--- begin DATA PROVIDED ---
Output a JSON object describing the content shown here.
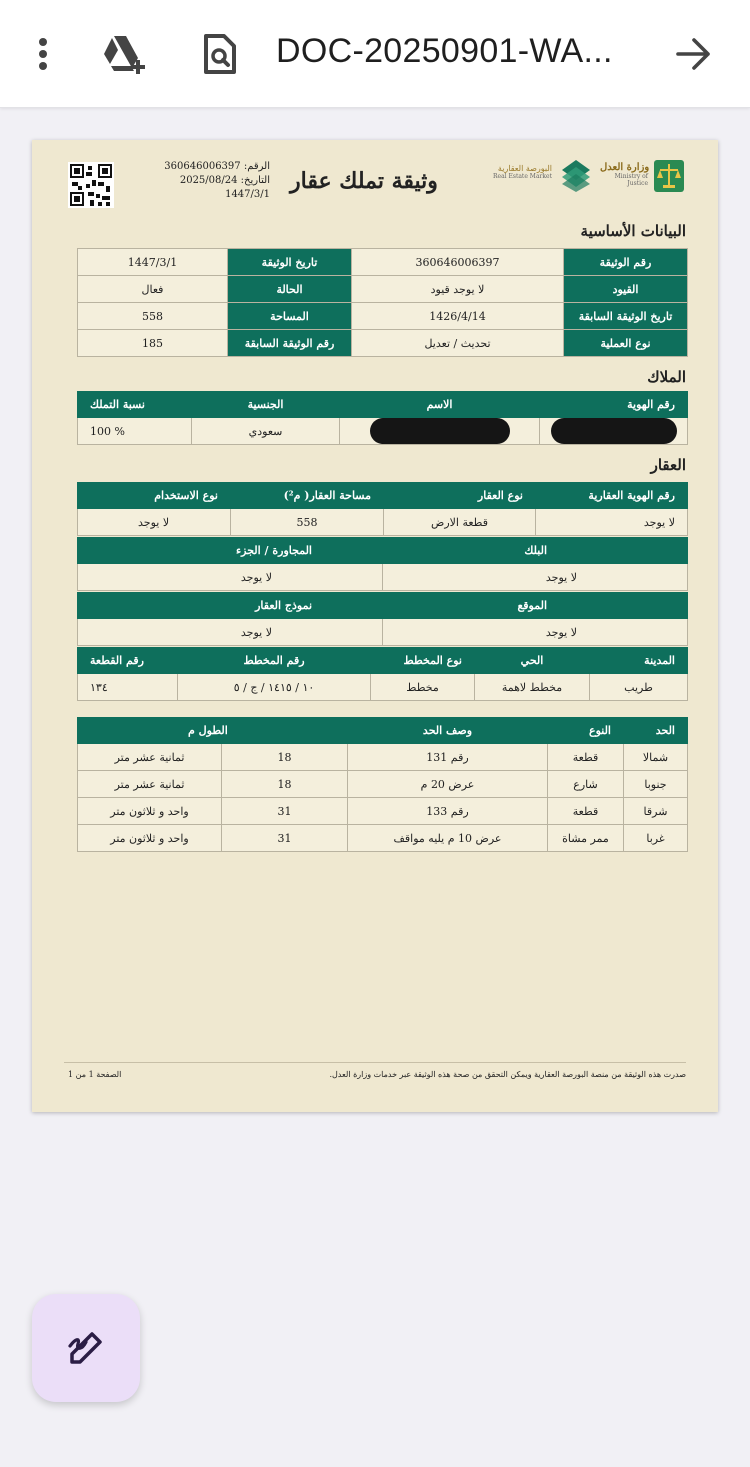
{
  "app_bar": {
    "file_title": "DOC-20250901-WA...",
    "icons": [
      "more-vert-icon",
      "drive-add-icon",
      "document-search-icon",
      "arrow-forward-icon"
    ]
  },
  "document": {
    "header": {
      "doc_number_label": "الرقم:",
      "doc_number": "360646006397",
      "date_label": "التاريخ:",
      "date_gregorian": "2025/08/24",
      "date_hijri": "1447/3/1",
      "title": "وثيقة تملك عقار",
      "logo_market_ar": "البورصة العقارية",
      "logo_market_en": "Real Estate Market",
      "logo_moj_ar": "وزارة العدل",
      "logo_moj_en": "Ministry of Justice"
    },
    "basic_info": {
      "section_title": "البيانات الأساسية",
      "rows": [
        {
          "label1": "رقم الوثيقة",
          "value1": "360646006397",
          "label2": "تاريخ الوثيقة",
          "value2": "1447/3/1"
        },
        {
          "label1": "القيود",
          "value1": "لا يوجد قيود",
          "label2": "الحالة",
          "value2": "فعال"
        },
        {
          "label1": "تاريخ الوثيقة السابقة",
          "value1": "1426/4/14",
          "label2": "المساحة",
          "value2": "558"
        },
        {
          "label1": "نوع العملية",
          "value1": "تحديث / تعديل",
          "label2": "رقم الوثيقة السابقة",
          "value2": "185"
        }
      ]
    },
    "owners": {
      "section_title": "الملاك",
      "headers": [
        "رقم الهوية",
        "الاسم",
        "الجنسية",
        "نسبة التملك"
      ],
      "row": {
        "nationality": "سعودي",
        "share": "% 100"
      }
    },
    "property": {
      "section_title": "العقار",
      "h1": [
        "رقم الهوية العقارية",
        "نوع العقار",
        "مساحة العقار( م²)",
        "نوع الاستخدام"
      ],
      "v1": [
        "لا يوجد",
        "قطعة الارض",
        "558",
        "لا يوجد"
      ],
      "h2": [
        "البلك",
        "المجاورة / الجزء"
      ],
      "v2": [
        "لا يوجد",
        "لا يوجد"
      ],
      "h3": [
        "الموقع",
        "نموذج العقار"
      ],
      "v3": [
        "لا يوجد",
        "لا يوجد"
      ],
      "h4": [
        "المدينة",
        "الحي",
        "نوع المخطط",
        "رقم المخطط",
        "رقم القطعة"
      ],
      "v4": [
        "طريب",
        "مخطط لاهمة",
        "مخطط",
        "١٠ / ١٤١٥ / ج / ٥",
        "١٣٤"
      ]
    },
    "boundaries": {
      "headers": [
        "الحد",
        "النوع",
        "وصف الحد",
        "الطول م"
      ],
      "rows": [
        {
          "side": "شمالا",
          "type": "قطعة",
          "desc": "رقم 131",
          "num": "18",
          "text": "ثمانية عشر متر"
        },
        {
          "side": "جنوبا",
          "type": "شارع",
          "desc": "عرض 20 م",
          "num": "18",
          "text": "ثمانية عشر متر"
        },
        {
          "side": "شرقا",
          "type": "قطعة",
          "desc": "رقم 133",
          "num": "31",
          "text": "واحد و ثلاثون متر"
        },
        {
          "side": "غربا",
          "type": "ممر مشاة",
          "desc": "عرض 10 م يليه مواقف",
          "num": "31",
          "text": "واحد و ثلاثون متر"
        }
      ]
    },
    "footer": {
      "note": "صدرت هذه الوثيقة من منصة البورصة العقارية ويمكن التحقق من صحة هذه الوثيقة عبر خدمات وزارة العدل.",
      "page": "الصفحة 1 من 1"
    }
  },
  "fab": {
    "icon": "draw-edit-icon"
  }
}
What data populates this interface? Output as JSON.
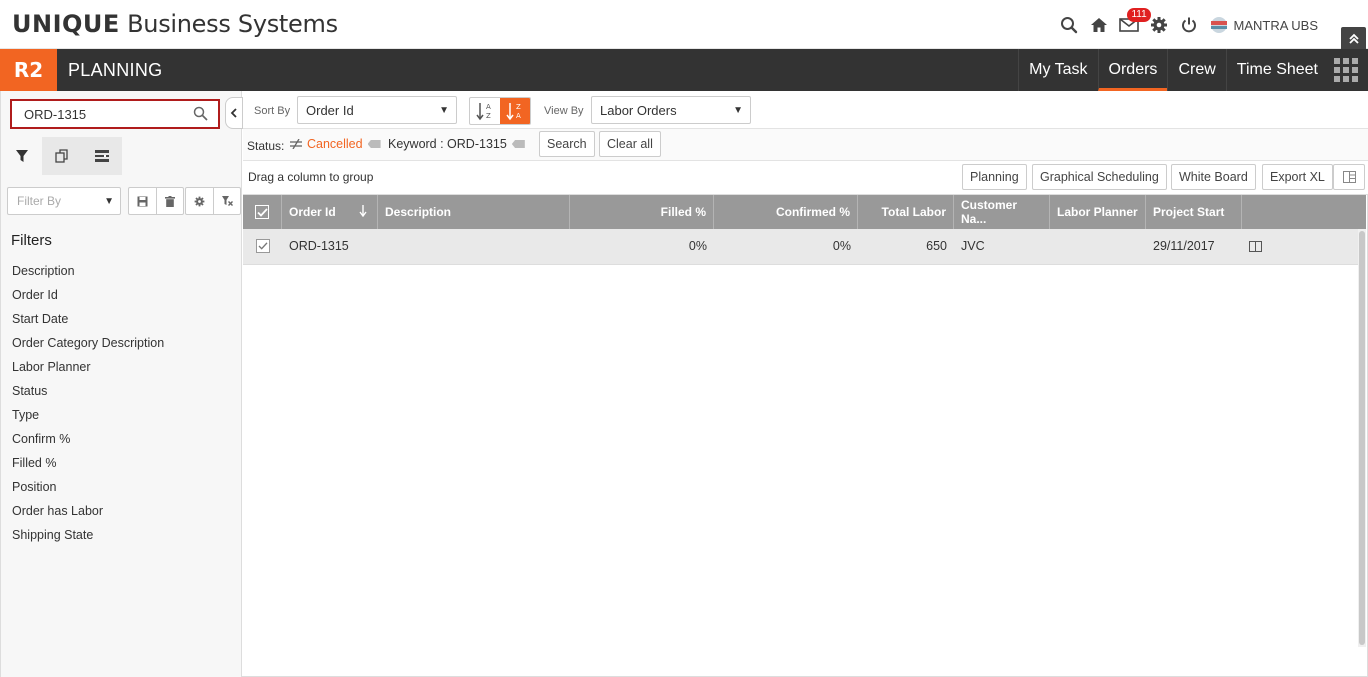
--- end DATA PROVIDED ---
▸ **WHAT THE TASK REQUIRES**
The material above must be printed exactly, with its pictures left out.

▸ **EXPECTED ANSWER**
Output a JSON object describing the content shown here.
{
  "app_bar": {
    "file_title": "DOC-20250901-WA...",
    "icons": [
      "more-vert-icon",
      "drive-add-icon",
      "document-search-icon",
      "arrow-forward-icon"
    ]
  },
  "document": {
    "header": {
      "doc_number_label": "الرقم:",
      "doc_number": "360646006397",
      "date_label": "التاريخ:",
      "date_gregorian": "2025/08/24",
      "date_hijri": "1447/3/1",
      "title": "وثيقة تملك عقار",
      "logo_market_ar": "البورصة العقارية",
      "logo_market_en": "Real Estate Market",
      "logo_moj_ar": "وزارة العدل",
      "logo_moj_en": "Ministry of Justice"
    },
    "basic_info": {
      "section_title": "البيانات الأساسية",
      "rows": [
        {
          "label1": "رقم الوثيقة",
          "value1": "360646006397",
          "label2": "تاريخ الوثيقة",
          "value2": "1447/3/1"
        },
        {
          "label1": "القيود",
          "value1": "لا يوجد قيود",
          "label2": "الحالة",
          "value2": "فعال"
        },
        {
          "label1": "تاريخ الوثيقة السابقة",
          "value1": "1426/4/14",
          "label2": "المساحة",
          "value2": "558"
        },
        {
          "label1": "نوع العملية",
          "value1": "تحديث / تعديل",
          "label2": "رقم الوثيقة السابقة",
          "value2": "185"
        }
      ]
    },
    "owners": {
      "section_title": "الملاك",
      "headers": [
        "رقم الهوية",
        "الاسم",
        "الجنسية",
        "نسبة التملك"
      ],
      "row": {
        "nationality": "سعودي",
        "share": "% 100"
      }
    },
    "property": {
      "section_title": "العقار",
      "h1": [
        "رقم الهوية العقارية",
        "نوع العقار",
        "مساحة العقار( م²)",
        "نوع الاستخدام"
      ],
      "v1": [
        "لا يوجد",
        "قطعة الارض",
        "558",
        "لا يوجد"
      ],
      "h2": [
        "البلك",
        "المجاورة / الجزء"
      ],
      "v2": [
        "لا يوجد",
        "لا يوجد"
      ],
      "h3": [
        "الموقع",
        "نموذج العقار"
      ],
      "v3": [
        "لا يوجد",
        "لا يوجد"
      ],
      "h4": [
        "المدينة",
        "الحي",
        "نوع المخطط",
        "رقم المخطط",
        "رقم القطعة"
      ],
      "v4": [
        "طريب",
        "مخطط لاهمة",
        "مخطط",
        "١٠ / ١٤١٥ / ج / ٥",
        "١٣٤"
      ]
    },
    "boundaries": {
      "headers": [
        "الحد",
        "النوع",
        "وصف الحد",
        "الطول م"
      ],
      "rows": [
        {
          "side": "شمالا",
          "type": "قطعة",
          "desc": "رقم 131",
          "num": "18",
          "text": "ثمانية عشر متر"
        },
        {
          "side": "جنوبا",
          "type": "شارع",
          "desc": "عرض 20 م",
          "num": "18",
          "text": "ثمانية عشر متر"
        },
        {
          "side": "شرقا",
          "type": "قطعة",
          "desc": "رقم 133",
          "num": "31",
          "text": "واحد و ثلاثون متر"
        },
        {
          "side": "غربا",
          "type": "ممر مشاة",
          "desc": "عرض 10 م يليه مواقف",
          "num": "31",
          "text": "واحد و ثلاثون متر"
        }
      ]
    },
    "footer": {
      "note": "صدرت هذه الوثيقة من منصة البورصة العقارية ويمكن التحقق من صحة هذه الوثيقة عبر خدمات وزارة العدل.",
      "page": "الصفحة 1 من 1"
    }
  },
  "fab": {
    "icon": "draw-edit-icon"
  }
}
What data populates this interface? Output as JSON.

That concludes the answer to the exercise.